What you have to do:
Below are the records; pull every line that includes "COLLECTION".

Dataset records
....................

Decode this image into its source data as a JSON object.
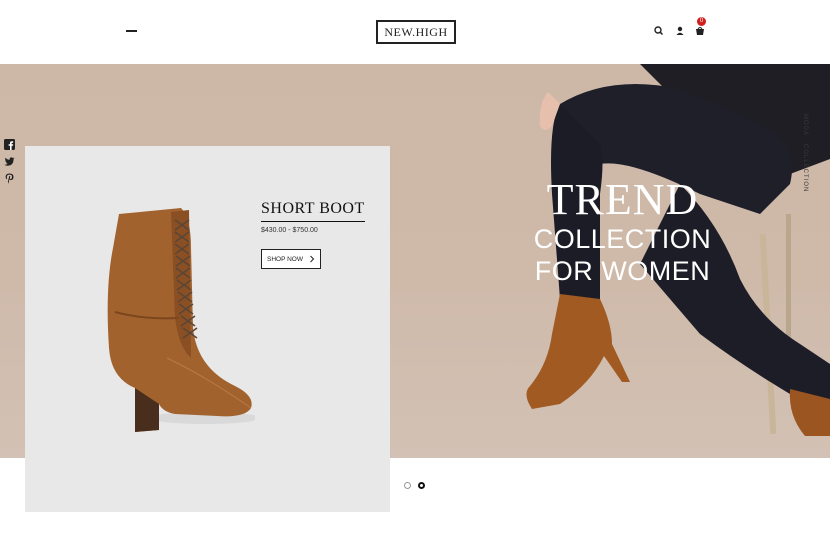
{
  "header": {
    "logo": "NEW.HIGH",
    "cart_count": "0",
    "icons": [
      "menu-icon",
      "search-icon",
      "user-icon",
      "cart-icon"
    ]
  },
  "social": [
    "facebook-icon",
    "twitter-icon",
    "pinterest-icon"
  ],
  "hero": {
    "line1": "TREND",
    "line2": "COLLECTION",
    "line3": "FOR WOMEN",
    "side_text": "MODA  ·  COLLECTION"
  },
  "product": {
    "title": "SHORT BOOT",
    "price": "$430.00 - $750.00",
    "button_label": "SHOP NOW",
    "button_icon": "chevron-right-icon"
  },
  "slider": {
    "count": 2,
    "active": 2
  },
  "colors": {
    "accent": "#d11e1e",
    "hero_bg": "#cdb7a7",
    "card_bg": "#e8e8e9",
    "text": "#222222"
  }
}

....................

Answer to the problem:
    "line2": "COLLECTION",
    "side_text": "MODA  ·  COLLECTION"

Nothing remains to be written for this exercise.